----- Excerpt to read

22.  In these circumstances, even assuming that Article 6 § 1 of the Convention was applicable (see Valchev and Others, cited above, §§ 68-73; and Hansen v. Norway, no. 15319/09, §§ 55-56, 2 October 2014) and that the non-communication of the bank’s observations to the applicant raises an issue of fairness of the proceedings under that provision, it may not be seen as having caused any significant disadvantage to the applicant in terms of Article 35 § 3 (b) of the Convention.
23.  It must next be ascertained whether respect for human rights as defined in the Convention and the Protocols thereto requires an examination of the application on the merits. In the assessment of this “safeguard clause” the Court takes into account, in particular, the developments in domestic law and practice and whether the legal problem in question has already been sufficiently addressed in its case-law (see, for example, Hanzl and Špadrna, cited above, and Kiliç and Others, cited above, § 26).
24.  With regard to Slovakia, the problem of non-communication of observations of another party to judicial proceedings to the applicant has been identified in relation to the proceedings before a court of appeal (see Trančíková, cited above, §§ 37-49), a court of cassation (see Hudáková and Others v. Slovakia, no. 23083/05, §§ 25-32, 27 April 2010), as well as the Constitutional Court (see Čičmanec v. Slovakia, no. 65302/11, §§ 59-65, 28 June 2016). The implementation of the Court’s judgments in these cases was concluded by resolutions of the Committee of Ministers of the Council of Europe no. CM/ResDH(2016)18 of 24 February 2016, no. CM/ResDH(2012)57 of 27 July 2010 and no. CM/ResDH(2017)371 of 25 October 2017. The general measures adopted by the respondent State in the course of the implementation of these judgments involved their translation, publishing and dissemination and, as appropriate, changes in the relevant domestic judicial practice.
25.  In these circumstances, and given that the Court has already had several opportunities to rule on the issue raised in this case, it cannot be argued that the application raises serious questions of application or interpretation of the Convention, or important questions of national law.
Respect for human rights as defined in the Convention and the Protocols thereto therefore cannot be said to require an examination of the application on the merits.

----------

Work request 1.
Retype the part of the judgment excerpt from "23.  It must next" up to and including "above, § 26).".
Work request 2.
Summarize the judgment excerpt in two sentences.
Work request 3.
Proceed with the judgment excerpt from the point where it stops.

----- Information shown

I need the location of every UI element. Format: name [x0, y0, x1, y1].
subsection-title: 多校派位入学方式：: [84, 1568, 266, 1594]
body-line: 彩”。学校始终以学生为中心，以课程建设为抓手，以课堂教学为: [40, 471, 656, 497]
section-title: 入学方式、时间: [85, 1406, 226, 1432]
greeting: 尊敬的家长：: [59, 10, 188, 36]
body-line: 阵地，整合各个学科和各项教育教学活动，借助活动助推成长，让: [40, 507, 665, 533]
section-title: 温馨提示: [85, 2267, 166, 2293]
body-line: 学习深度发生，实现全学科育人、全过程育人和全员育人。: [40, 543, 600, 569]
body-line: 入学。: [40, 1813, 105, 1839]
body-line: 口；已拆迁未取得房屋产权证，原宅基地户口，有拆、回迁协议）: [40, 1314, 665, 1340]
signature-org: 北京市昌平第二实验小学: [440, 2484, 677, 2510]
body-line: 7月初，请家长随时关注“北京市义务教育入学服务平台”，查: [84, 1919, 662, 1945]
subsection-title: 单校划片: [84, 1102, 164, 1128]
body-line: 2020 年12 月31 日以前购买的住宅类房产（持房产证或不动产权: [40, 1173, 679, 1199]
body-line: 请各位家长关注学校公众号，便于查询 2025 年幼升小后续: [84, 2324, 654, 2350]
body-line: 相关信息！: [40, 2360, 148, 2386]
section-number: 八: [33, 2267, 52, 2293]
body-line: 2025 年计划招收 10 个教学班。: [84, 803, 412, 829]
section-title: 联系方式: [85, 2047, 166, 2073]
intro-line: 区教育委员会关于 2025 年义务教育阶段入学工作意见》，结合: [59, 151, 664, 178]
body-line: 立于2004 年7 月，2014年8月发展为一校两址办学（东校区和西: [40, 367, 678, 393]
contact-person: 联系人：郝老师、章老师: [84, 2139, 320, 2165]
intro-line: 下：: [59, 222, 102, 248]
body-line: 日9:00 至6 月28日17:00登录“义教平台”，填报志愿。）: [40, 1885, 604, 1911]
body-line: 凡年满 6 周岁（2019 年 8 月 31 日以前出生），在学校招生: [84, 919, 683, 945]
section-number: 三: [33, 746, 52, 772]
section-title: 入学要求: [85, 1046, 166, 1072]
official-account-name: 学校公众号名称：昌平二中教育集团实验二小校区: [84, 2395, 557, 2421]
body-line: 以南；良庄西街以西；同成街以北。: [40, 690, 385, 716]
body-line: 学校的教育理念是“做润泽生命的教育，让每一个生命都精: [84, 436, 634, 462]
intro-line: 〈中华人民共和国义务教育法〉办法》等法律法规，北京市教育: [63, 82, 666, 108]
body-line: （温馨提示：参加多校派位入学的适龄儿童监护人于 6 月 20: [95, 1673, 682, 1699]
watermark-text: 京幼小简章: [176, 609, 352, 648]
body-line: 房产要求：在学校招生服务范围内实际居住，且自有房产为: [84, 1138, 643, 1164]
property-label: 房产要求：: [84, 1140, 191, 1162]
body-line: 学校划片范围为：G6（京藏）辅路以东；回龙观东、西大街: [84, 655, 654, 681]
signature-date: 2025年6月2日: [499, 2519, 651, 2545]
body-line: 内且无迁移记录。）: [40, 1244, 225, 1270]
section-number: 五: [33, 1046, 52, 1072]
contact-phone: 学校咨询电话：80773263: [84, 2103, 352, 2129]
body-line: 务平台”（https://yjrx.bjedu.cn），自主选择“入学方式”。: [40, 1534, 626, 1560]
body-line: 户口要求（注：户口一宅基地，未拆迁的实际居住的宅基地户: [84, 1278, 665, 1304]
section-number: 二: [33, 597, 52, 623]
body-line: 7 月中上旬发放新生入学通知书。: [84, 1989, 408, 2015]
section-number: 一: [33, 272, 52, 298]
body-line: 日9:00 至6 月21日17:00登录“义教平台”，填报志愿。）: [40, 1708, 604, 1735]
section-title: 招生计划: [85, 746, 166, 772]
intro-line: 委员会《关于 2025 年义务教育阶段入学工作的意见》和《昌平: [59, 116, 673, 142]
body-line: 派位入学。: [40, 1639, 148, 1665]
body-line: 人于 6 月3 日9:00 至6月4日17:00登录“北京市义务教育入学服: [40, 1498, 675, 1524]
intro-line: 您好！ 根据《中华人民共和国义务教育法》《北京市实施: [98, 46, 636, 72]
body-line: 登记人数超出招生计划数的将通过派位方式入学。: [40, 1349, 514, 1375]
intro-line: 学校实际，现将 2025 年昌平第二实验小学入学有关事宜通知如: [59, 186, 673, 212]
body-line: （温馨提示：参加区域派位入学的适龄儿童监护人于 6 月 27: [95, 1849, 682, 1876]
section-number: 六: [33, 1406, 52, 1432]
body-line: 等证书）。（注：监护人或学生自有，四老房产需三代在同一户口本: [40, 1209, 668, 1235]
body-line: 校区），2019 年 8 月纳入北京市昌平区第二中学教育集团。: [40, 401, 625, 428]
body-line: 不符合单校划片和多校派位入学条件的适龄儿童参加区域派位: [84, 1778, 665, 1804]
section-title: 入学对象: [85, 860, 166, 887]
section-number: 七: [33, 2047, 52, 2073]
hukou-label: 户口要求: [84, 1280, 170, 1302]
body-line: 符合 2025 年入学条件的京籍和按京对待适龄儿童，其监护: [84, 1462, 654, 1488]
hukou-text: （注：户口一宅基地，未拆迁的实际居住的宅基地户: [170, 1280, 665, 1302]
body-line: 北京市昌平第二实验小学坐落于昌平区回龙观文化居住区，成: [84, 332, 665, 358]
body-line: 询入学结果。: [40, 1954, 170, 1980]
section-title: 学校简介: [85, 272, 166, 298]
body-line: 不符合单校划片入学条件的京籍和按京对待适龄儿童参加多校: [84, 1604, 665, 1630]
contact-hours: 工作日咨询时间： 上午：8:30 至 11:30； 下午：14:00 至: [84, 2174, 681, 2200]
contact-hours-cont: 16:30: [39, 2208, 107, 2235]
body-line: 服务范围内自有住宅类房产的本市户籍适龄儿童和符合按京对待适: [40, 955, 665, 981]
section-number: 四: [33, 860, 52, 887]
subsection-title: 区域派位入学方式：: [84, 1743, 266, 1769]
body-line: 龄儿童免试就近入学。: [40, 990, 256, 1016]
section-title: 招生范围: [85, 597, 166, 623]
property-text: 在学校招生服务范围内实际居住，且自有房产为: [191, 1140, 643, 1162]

----------

Response area 1.
23.  It must next be ascertained whether respect for human rights as defined in the Convention and the Protocols thereto requires an examination of the application on the merits. In the assessment of this “safeguard clause” the Court takes into account, in particular, the developments in domestic law and practice and whether the legal problem in question has already been sufficiently addressed in its case-law (see, for example, Hanzl and Špadrna, cited above, and Kiliç and Others, cited above, § 26).

Response area 2.
Even if Article 6 § 1 applied, the Court finds that not sending the bank's observations to the applicant caused no significant disadvantage under Article 35 § 3 (b). The Court has already ruled several times on the non-communication of another party's observations in Slovak proceedings, and the implementation of those judgments has been concluded, so respect for human rights does not require an examination of the application on the merits.

Response area 3.
26.  Finally, the Court must ensure that the case has been “duly considered by a domestic tribunal”, the term “case” referring to the applicant’s action, claim or request that was submitted to the domestic courts, rather than his or her “application” or “complaint” as later submitted to the Court. It is the “case” understood in that way that has to be “duly considered by a domestic tribunal” for the purposes of Article 35 § 3 (b) of the Convention (see, for example, Liga Portuguesa de Futebol Profissional v. Portugal (dec.), no. 49639/09, 3 April 2012).
27.  That being so, as the Court has already noted above, the applicant’s claim for damages was examined four times by the ordinary courts at two levels of jurisdiction. In addition, her arguments on points of law were examined by the cassation court and her constitutional complaint, including the issue of the non-transmission of the insurer’s observations to her, was examined by the Constitutional Court.
In these circumstances, the Court finds that the applicant’s case has been duly considered by a domestic tribunal within the meaning of Article 35 § 3 (b) of the Convention.
28.  All three conditions of the relevant inadmissibility criterion having been satisfied, the Court finds that the application must be declared inadmissible pursuant to Article 35 §§ 3 (b) and 4 of the Convention.
For these reasons, the Court, unanimously,
Declares the application inadmissible.
Done in English and notified in writing on 28 May 2019.